**SET PROBLEM**
Find how many lines of the listing below include the word "continuo", then report the number by itself.

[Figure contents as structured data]
==========

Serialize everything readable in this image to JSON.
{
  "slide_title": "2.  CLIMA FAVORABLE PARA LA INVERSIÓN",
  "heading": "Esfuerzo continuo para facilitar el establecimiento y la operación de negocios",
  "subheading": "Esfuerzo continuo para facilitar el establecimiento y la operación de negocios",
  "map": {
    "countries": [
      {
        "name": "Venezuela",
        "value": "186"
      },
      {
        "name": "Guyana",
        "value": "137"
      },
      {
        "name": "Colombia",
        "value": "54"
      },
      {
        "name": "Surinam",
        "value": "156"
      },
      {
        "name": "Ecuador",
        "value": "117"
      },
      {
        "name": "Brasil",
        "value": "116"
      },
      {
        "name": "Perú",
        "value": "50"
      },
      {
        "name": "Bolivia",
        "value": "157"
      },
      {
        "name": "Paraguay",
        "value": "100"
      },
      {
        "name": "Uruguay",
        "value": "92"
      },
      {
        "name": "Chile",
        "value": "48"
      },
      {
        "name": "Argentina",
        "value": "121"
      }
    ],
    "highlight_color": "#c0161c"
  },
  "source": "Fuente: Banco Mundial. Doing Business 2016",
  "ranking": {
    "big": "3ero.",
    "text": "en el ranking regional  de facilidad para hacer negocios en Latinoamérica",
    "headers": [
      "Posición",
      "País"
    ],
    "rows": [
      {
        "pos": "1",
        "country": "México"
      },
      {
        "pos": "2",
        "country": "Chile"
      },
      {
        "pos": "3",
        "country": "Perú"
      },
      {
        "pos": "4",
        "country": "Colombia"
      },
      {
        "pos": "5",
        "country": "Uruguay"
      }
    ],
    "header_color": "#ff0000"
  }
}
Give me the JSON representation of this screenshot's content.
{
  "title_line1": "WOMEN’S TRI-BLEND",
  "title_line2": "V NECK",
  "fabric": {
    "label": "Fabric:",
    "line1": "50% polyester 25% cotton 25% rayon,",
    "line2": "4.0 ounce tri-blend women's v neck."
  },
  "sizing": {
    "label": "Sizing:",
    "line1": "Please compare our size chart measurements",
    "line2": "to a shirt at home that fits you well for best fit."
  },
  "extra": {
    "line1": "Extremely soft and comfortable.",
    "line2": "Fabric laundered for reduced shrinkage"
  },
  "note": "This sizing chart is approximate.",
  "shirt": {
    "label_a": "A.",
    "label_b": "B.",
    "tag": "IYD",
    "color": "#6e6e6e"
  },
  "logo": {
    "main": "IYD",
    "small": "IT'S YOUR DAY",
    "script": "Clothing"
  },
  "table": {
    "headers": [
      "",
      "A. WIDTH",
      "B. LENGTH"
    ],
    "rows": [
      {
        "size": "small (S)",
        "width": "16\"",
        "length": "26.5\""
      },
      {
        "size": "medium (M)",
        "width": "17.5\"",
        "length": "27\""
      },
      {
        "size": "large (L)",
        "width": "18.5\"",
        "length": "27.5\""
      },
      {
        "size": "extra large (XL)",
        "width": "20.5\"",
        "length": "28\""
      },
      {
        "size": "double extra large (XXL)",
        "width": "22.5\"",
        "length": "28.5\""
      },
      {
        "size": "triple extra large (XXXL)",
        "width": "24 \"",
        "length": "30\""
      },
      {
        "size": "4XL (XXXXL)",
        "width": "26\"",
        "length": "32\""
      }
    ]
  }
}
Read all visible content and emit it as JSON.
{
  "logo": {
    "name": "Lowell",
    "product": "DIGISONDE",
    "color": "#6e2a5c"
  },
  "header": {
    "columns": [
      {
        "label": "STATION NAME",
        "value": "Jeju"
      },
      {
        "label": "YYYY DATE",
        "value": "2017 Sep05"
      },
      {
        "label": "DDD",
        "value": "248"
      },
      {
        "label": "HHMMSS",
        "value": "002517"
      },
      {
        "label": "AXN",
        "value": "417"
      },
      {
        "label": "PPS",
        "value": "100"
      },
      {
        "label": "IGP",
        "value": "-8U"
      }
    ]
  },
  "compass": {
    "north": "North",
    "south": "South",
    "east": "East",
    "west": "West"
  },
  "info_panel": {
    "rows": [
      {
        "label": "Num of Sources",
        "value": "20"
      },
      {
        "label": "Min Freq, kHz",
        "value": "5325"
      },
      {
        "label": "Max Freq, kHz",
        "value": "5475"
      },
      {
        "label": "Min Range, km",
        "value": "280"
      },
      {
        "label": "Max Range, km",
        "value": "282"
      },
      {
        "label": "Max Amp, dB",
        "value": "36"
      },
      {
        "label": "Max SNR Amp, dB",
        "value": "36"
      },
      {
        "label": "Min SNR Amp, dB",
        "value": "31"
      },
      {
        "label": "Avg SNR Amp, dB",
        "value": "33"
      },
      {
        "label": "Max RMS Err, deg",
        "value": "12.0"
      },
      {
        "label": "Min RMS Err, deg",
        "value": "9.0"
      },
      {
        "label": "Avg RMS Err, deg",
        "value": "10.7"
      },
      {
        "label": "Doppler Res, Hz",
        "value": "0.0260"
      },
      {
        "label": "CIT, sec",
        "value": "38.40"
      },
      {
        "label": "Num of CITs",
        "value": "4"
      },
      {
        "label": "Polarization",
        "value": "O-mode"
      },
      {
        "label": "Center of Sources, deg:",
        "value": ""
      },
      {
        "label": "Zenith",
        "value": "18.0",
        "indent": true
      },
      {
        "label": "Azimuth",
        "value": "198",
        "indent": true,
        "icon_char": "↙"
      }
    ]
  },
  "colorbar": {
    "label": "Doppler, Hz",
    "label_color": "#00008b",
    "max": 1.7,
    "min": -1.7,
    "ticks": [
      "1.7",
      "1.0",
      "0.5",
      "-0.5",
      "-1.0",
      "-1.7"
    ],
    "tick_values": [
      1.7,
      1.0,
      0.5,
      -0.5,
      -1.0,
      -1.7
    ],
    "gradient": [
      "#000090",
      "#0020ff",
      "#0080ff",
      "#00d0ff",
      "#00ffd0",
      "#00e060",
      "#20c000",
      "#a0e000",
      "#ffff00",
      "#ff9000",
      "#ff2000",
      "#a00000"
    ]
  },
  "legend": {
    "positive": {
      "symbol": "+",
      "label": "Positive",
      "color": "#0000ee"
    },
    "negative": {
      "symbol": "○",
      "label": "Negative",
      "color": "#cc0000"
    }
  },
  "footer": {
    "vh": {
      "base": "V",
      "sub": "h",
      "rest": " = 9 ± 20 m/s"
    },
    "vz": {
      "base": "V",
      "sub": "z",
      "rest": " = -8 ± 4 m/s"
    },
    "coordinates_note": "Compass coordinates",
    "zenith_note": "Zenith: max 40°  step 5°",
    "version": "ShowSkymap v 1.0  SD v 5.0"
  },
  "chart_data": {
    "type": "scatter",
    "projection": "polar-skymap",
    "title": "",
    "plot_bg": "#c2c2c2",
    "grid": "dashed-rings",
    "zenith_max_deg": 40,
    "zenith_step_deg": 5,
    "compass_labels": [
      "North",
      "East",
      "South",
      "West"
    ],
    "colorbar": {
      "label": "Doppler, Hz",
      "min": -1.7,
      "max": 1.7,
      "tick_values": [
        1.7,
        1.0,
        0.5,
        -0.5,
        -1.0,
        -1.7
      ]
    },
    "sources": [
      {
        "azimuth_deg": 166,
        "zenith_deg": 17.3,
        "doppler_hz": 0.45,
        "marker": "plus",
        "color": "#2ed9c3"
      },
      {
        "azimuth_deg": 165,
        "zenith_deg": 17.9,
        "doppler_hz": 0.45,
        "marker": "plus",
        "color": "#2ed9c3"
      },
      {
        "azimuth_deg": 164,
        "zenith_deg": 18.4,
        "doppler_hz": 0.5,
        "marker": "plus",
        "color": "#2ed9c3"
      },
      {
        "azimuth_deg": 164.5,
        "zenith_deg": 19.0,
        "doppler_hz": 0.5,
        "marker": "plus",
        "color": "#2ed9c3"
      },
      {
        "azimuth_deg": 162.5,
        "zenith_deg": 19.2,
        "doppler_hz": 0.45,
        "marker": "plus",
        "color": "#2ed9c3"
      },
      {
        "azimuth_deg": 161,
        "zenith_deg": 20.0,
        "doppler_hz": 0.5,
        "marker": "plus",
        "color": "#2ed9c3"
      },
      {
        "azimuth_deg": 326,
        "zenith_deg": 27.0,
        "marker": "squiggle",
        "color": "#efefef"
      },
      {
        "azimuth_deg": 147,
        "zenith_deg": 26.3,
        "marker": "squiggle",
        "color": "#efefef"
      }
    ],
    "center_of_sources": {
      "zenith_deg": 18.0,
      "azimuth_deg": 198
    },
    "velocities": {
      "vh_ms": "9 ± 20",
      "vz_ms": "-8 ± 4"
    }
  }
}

==========

**WORKED ANSWER**
2